▶ _DATASET EXTRACT_

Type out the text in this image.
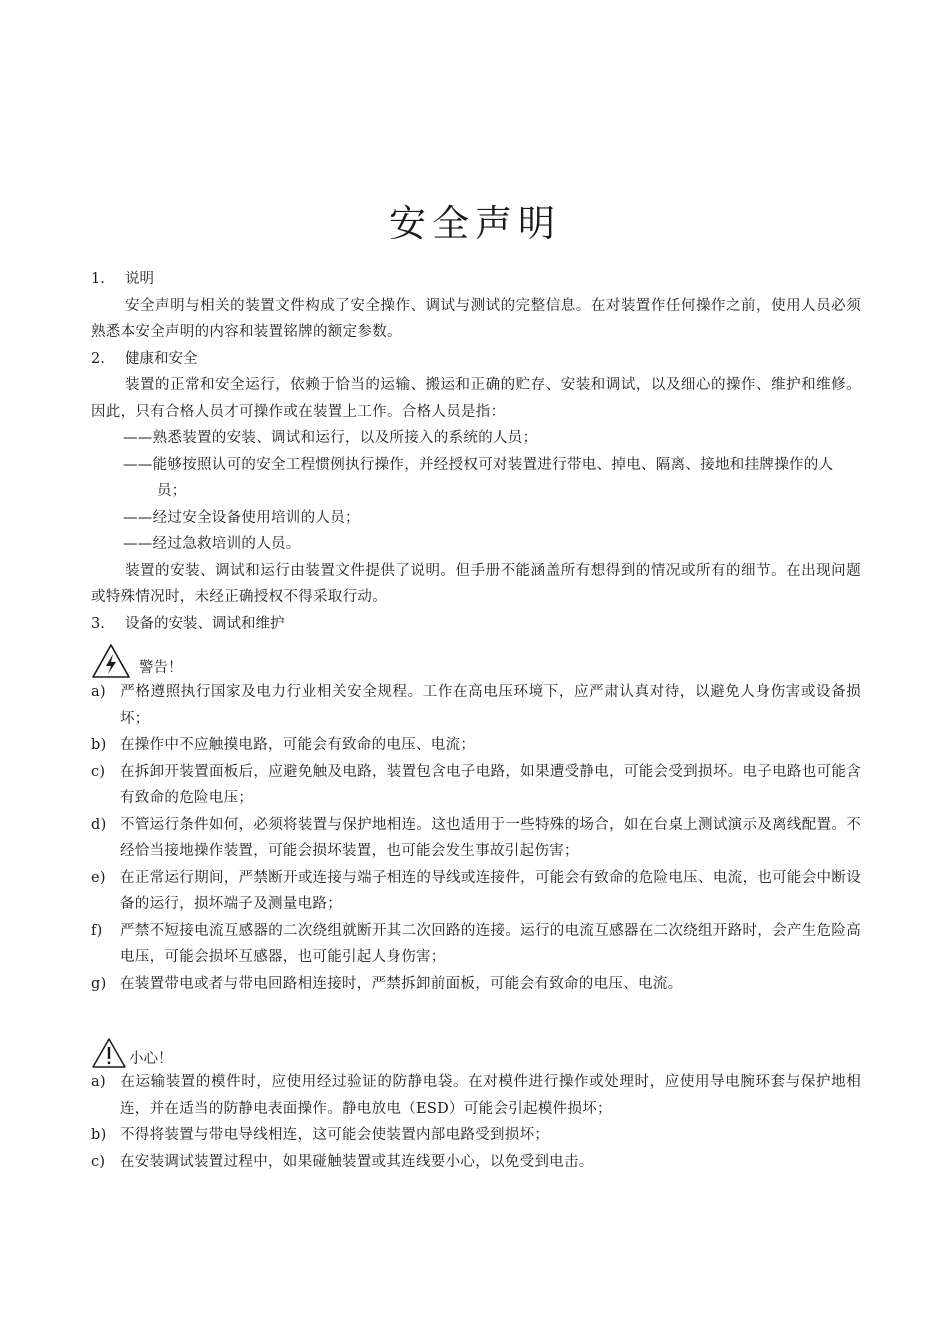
安全声明

1. 说明

安全声明与相关的装置文件构成了安全操作、调试与测试的完整信息。在对装置作任何操作之前，使用人员必须熟悉本安全声明的内容和装置铭牌的额定参数。

2. 健康和安全

装置的正常和安全运行，依赖于恰当的运输、搬运和正确的贮存、安装和调试，以及细心的操作、维护和维修。因此，只有合格人员才可操作或在装置上工作。合格人员是指：

——熟悉装置的安装、调试和运行，以及所接入的系统的人员；

——能够按照认可的安全工程惯例执行操作，并经授权可对装置进行带电、掉电、隔离、接地和挂牌操作的人员；

——经过安全设备使用培训的人员；

——经过急救培训的人员。

装置的安装、调试和运行由装置文件提供了说明。但手册不能涵盖所有想得到的情况或所有的细节。在出现问题或特殊情况时，未经正确授权不得采取行动。

3. 设备的安装、调试和维护

警告！

a) 严格遵照执行国家及电力行业相关安全规程。工作在高电压环境下，应严肃认真对待，以避免人身伤害或设备损坏；

b) 在操作中不应触摸电路，可能会有致命的电压、电流；

c) 在拆卸开装置面板后，应避免触及电路，装置包含电子电路，如果遭受静电，可能会受到损坏。电子电路也可能含有致命的危险电压；

d) 不管运行条件如何，必须将装置与保护地相连。这也适用于一些特殊的场合，如在台桌上测试演示及离线配置。不经恰当接地操作装置，可能会损坏装置，也可能会发生事故引起伤害；

e) 在正常运行期间，严禁断开或连接与端子相连的导线或连接件，可能会有致命的危险电压、电流，也可能会中断设备的运行，损坏端子及测量电路；

f) 严禁不短接电流互感器的二次绕组就断开其二次回路的连接。运行的电流互感器在二次绕组开路时，会产生危险高电压，可能会损坏互感器，也可能引起人身伤害；

g) 在装置带电或者与带电回路相连接时，严禁拆卸前面板，可能会有致命的电压、电流。

小心！

a) 在运输装置的模件时，应使用经过验证的防静电袋。在对模件进行操作或处理时，应使用导电腕环套与保护地相连，并在适当的防静电表面操作。静电放电（ESD）可能会引起模件损坏；

b) 不得将装置与带电导线相连，这可能会使装置内部电路受到损坏；

c) 在安装调试装置过程中，如果碰触装置或其连线要小心，以免受到电击。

▶ _STATED GOAL_
Retype each line of the listing above word for word. Exclude the pictures.

▶ _RESPONSE TO THE EXERCISE_
Type out the text in this image.
安全声明

1. 说明

安全声明与相关的装置文件构成了安全操作、调试与测试的完整信息。在对装置作任何操作之前，使用人员必须熟悉本安全声明的内容和装置铭牌的额定参数。

2. 健康和安全

装置的正常和安全运行，依赖于恰当的运输、搬运和正确的贮存、安装和调试，以及细心的操作、维护和维修。因此，只有合格人员才可操作或在装置上工作。合格人员是指：

——熟悉装置的安装、调试和运行，以及所接入的系统的人员；

——能够按照认可的安全工程惯例执行操作，并经授权可对装置进行带电、掉电、隔离、接地和挂牌操作的人员；

——经过安全设备使用培训的人员；

——经过急救培训的人员。

装置的安装、调试和运行由装置文件提供了说明。但手册不能涵盖所有想得到的情况或所有的细节。在出现问题或特殊情况时，未经正确授权不得采取行动。

3. 设备的安装、调试和维护

警告！

a) 严格遵照执行国家及电力行业相关安全规程。工作在高电压环境下，应严肃认真对待，以避免人身伤害或设备损坏；

b) 在操作中不应触摸电路，可能会有致命的电压、电流；

c) 在拆卸开装置面板后，应避免触及电路，装置包含电子电路，如果遭受静电，可能会受到损坏。电子电路也可能含有致命的危险电压；

d) 不管运行条件如何，必须将装置与保护地相连。这也适用于一些特殊的场合，如在台桌上测试演示及离线配置。不经恰当接地操作装置，可能会损坏装置，也可能会发生事故引起伤害；

e) 在正常运行期间，严禁断开或连接与端子相连的导线或连接件，可能会有致命的危险电压、电流，也可能会中断设备的运行，损坏端子及测量电路；

f) 严禁不短接电流互感器的二次绕组就断开其二次回路的连接。运行的电流互感器在二次绕组开路时，会产生危险高电压，可能会损坏互感器，也可能引起人身伤害；

g) 在装置带电或者与带电回路相连接时，严禁拆卸前面板，可能会有致命的电压、电流。

小心！

a) 在运输装置的模件时，应使用经过验证的防静电袋。在对模件进行操作或处理时，应使用导电腕环套与保护地相连，并在适当的防静电表面操作。静电放电（ESD）可能会引起模件损坏；

b) 不得将装置与带电导线相连，这可能会使装置内部电路受到损坏；

c) 在安装调试装置过程中，如果碰触装置或其连线要小心，以免受到电击。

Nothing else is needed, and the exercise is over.